### Material ###

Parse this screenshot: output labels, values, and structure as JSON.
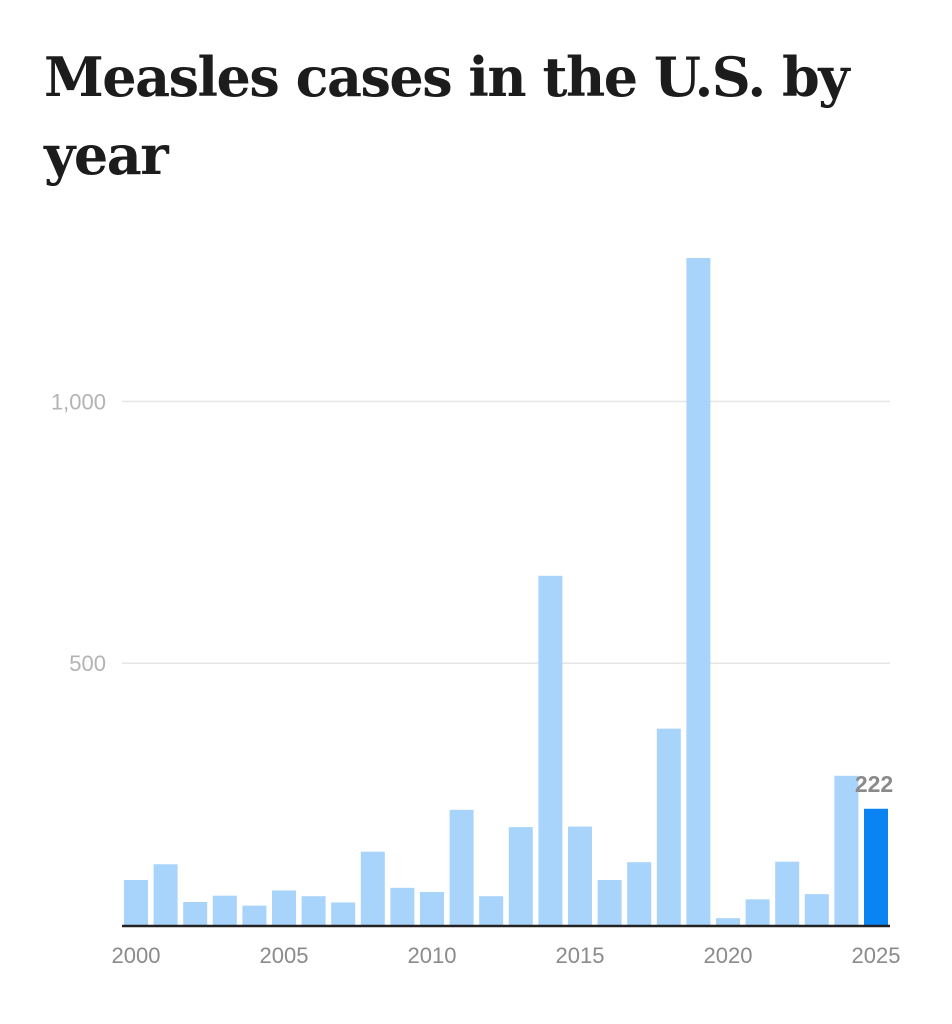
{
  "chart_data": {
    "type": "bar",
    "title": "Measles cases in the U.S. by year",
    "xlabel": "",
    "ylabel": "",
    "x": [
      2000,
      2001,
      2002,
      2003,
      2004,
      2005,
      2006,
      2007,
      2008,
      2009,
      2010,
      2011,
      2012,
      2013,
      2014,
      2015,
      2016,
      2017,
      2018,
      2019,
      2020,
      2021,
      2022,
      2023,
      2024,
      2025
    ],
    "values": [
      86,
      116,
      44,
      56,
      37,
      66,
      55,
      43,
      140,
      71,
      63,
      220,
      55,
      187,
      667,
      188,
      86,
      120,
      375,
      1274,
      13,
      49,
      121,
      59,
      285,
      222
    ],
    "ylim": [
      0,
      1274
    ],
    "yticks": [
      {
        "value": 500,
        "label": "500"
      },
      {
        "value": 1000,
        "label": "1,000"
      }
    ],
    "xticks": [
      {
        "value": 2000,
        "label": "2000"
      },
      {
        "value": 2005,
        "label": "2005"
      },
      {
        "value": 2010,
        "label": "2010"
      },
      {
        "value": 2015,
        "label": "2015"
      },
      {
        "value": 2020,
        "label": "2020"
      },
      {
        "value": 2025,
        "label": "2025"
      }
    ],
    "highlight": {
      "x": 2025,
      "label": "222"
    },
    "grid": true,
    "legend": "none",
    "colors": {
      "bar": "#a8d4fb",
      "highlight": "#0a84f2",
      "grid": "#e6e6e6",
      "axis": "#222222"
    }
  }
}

###

* [What the exercise asks]:
Retype the listing exactly. Pictures do not belong in the copy.

* [Response to the task]:
Parse this screenshot: output labels, values, and structure as JSON.
{
  "chart_data": {
    "type": "bar",
    "title": "Measles cases in the U.S. by year",
    "xlabel": "",
    "ylabel": "",
    "x": [
      2000,
      2001,
      2002,
      2003,
      2004,
      2005,
      2006,
      2007,
      2008,
      2009,
      2010,
      2011,
      2012,
      2013,
      2014,
      2015,
      2016,
      2017,
      2018,
      2019,
      2020,
      2021,
      2022,
      2023,
      2024,
      2025
    ],
    "values": [
      86,
      116,
      44,
      56,
      37,
      66,
      55,
      43,
      140,
      71,
      63,
      220,
      55,
      187,
      667,
      188,
      86,
      120,
      375,
      1274,
      13,
      49,
      121,
      59,
      285,
      222
    ],
    "ylim": [
      0,
      1274
    ],
    "yticks": [
      {
        "value": 500,
        "label": "500"
      },
      {
        "value": 1000,
        "label": "1,000"
      }
    ],
    "xticks": [
      {
        "value": 2000,
        "label": "2000"
      },
      {
        "value": 2005,
        "label": "2005"
      },
      {
        "value": 2010,
        "label": "2010"
      },
      {
        "value": 2015,
        "label": "2015"
      },
      {
        "value": 2020,
        "label": "2020"
      },
      {
        "value": 2025,
        "label": "2025"
      }
    ],
    "highlight": {
      "x": 2025,
      "label": "222"
    },
    "grid": true,
    "legend": "none",
    "colors": {
      "bar": "#a8d4fb",
      "highlight": "#0a84f2",
      "grid": "#e6e6e6",
      "axis": "#222222"
    }
  }
}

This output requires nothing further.